*** Begin section ***

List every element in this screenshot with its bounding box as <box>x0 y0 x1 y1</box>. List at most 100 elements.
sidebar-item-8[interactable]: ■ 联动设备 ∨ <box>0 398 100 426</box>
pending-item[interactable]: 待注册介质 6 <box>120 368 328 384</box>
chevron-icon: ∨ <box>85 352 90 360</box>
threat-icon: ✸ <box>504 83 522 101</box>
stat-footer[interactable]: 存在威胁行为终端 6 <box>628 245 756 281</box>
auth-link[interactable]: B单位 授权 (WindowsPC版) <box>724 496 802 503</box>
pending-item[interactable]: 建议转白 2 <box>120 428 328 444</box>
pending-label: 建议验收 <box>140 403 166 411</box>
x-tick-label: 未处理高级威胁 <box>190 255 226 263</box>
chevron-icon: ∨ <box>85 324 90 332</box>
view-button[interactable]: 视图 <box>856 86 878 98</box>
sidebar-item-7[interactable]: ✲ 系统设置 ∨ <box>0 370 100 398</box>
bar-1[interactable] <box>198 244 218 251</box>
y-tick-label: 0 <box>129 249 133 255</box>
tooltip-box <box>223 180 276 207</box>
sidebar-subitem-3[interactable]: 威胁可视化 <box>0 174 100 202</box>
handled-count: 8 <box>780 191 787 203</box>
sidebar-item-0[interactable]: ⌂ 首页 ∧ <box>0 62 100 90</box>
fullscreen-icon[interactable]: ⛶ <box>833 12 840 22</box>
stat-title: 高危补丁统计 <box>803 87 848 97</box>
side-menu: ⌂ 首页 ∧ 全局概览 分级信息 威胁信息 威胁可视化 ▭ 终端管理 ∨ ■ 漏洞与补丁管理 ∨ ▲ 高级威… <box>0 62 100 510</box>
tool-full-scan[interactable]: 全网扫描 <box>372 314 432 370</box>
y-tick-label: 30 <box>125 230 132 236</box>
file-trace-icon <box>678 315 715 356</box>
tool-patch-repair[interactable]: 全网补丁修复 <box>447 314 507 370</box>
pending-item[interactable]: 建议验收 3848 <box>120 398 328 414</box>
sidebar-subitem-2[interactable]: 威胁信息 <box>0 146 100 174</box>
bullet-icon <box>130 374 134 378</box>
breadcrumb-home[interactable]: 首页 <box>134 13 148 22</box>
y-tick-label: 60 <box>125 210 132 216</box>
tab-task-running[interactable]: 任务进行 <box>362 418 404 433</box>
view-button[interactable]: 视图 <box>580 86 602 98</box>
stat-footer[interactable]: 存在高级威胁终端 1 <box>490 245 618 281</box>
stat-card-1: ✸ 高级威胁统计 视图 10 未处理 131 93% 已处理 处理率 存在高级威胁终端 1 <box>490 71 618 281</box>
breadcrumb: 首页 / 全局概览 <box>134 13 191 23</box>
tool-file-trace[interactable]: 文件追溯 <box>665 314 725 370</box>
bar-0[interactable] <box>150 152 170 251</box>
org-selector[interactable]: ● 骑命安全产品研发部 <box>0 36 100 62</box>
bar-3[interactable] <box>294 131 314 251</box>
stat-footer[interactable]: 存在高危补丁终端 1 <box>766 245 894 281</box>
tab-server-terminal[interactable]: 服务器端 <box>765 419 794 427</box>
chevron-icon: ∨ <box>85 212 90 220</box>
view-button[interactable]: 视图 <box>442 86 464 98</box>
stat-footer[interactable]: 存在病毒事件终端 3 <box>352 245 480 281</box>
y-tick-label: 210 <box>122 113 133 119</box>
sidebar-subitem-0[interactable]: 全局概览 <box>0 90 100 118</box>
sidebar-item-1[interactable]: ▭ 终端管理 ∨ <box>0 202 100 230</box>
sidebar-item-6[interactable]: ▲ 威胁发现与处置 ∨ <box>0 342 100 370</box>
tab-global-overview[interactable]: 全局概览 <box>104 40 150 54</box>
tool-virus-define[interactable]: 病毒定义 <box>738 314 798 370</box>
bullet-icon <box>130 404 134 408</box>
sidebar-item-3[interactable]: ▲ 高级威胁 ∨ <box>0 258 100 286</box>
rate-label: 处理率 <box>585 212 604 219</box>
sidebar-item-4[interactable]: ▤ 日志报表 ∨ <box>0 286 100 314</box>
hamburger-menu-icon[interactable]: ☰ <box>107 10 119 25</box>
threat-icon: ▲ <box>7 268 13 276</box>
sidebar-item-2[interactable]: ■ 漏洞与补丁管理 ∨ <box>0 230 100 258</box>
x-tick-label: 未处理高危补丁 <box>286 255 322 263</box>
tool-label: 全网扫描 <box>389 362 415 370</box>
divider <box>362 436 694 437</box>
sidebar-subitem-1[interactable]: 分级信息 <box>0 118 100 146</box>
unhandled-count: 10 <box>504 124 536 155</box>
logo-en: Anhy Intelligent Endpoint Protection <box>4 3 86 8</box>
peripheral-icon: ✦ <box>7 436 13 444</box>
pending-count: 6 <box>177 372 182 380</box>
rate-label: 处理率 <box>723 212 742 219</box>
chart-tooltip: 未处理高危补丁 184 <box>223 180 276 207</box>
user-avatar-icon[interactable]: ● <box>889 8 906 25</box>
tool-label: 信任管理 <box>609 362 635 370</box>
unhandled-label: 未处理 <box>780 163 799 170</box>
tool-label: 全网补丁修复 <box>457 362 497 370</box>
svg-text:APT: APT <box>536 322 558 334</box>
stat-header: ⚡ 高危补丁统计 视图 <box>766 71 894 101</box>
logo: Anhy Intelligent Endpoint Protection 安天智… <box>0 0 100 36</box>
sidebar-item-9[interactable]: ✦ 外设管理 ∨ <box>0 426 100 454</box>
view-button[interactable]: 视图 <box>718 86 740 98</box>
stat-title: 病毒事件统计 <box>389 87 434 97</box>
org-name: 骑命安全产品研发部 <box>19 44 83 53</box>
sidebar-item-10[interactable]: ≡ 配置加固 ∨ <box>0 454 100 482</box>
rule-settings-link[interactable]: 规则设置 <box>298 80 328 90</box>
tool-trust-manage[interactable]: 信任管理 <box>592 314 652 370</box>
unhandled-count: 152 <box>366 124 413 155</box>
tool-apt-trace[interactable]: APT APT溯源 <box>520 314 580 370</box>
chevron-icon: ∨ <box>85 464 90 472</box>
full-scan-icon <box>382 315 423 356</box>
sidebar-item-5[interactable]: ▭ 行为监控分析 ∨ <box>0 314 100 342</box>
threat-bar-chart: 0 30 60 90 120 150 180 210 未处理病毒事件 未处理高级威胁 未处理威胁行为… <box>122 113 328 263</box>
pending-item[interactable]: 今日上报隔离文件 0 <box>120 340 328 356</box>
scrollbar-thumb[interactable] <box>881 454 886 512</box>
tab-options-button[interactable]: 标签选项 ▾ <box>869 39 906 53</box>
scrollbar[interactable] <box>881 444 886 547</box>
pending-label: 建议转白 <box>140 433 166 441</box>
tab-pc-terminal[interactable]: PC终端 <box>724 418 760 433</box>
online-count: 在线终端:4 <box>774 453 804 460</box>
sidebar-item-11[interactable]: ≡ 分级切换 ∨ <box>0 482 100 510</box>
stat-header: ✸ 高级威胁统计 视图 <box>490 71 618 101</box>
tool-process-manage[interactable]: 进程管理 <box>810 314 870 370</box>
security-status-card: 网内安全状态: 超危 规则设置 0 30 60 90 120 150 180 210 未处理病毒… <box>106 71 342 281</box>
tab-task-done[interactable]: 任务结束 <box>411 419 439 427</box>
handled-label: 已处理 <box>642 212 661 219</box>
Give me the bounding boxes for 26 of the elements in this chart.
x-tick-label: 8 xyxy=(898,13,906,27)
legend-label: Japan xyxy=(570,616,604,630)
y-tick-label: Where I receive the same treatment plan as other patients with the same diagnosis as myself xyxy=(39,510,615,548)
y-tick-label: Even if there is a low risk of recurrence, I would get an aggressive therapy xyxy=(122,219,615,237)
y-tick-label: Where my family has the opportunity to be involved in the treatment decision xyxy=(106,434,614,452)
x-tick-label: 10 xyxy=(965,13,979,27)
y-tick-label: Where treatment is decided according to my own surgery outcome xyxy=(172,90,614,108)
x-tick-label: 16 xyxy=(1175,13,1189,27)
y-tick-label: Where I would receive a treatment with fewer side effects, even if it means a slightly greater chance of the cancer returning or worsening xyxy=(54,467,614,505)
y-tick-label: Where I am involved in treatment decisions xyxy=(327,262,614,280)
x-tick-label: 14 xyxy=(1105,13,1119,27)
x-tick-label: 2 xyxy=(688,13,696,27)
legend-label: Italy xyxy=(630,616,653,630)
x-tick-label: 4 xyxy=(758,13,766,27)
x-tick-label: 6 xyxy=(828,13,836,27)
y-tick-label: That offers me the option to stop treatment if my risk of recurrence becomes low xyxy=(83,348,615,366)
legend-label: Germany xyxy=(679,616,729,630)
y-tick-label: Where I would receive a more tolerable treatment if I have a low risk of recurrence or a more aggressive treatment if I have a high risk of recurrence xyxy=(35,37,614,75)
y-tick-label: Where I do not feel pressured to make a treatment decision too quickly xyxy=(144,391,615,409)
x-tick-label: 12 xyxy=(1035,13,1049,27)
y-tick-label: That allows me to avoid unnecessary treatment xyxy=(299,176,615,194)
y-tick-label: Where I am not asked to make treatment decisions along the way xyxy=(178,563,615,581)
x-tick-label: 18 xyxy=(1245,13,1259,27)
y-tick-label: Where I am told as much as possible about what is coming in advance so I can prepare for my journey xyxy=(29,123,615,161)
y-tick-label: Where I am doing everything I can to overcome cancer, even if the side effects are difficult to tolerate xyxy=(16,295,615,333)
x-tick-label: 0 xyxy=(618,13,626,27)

*** End section ***

EXERCISE REQUIREMENTS -
Check the data for the word "Endpoint" and pull out the lines that have it.

SOLVED EXERCISE -
logo-en: Anhy Intelligent Endpoint Protection <box>4 3 86 8</box>
logo: Anhy Intelligent Endpoint Protection 安天智… <box>0 0 100 36</box>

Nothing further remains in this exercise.